Task directions
Make an exact copy of the records, with the pictures left out.

(Recorded data)
##############################

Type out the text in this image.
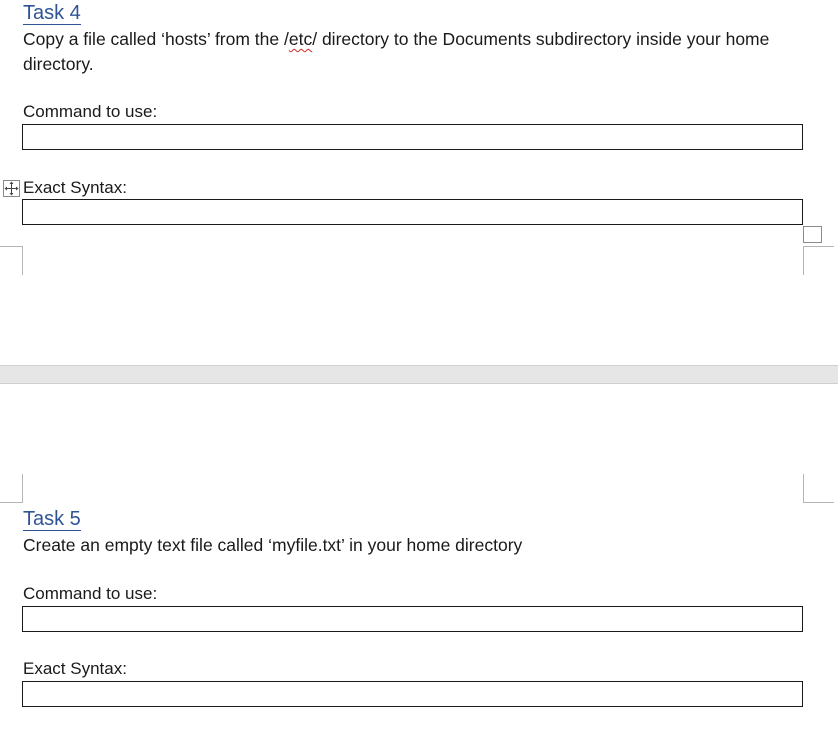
Task 4
Copy a file called ‘hosts’ from the /etc/ directory to the Documents subdirectory inside your home directory.
Command to use:
Exact Syntax:
Task 5
Create an empty text file called ‘myfile.txt’ in your home directory
Command to use:
Exact Syntax:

##############################

Final answer
Type out the text in this image.
Task 4
Copy a file called ‘hosts’ from the /etc/ directory to the Documents subdirectory inside your home directory.
Command to use:
Exact Syntax:
Task 5
Create an empty text file called ‘myfile.txt’ in your home directory
Command to use:
Exact Syntax:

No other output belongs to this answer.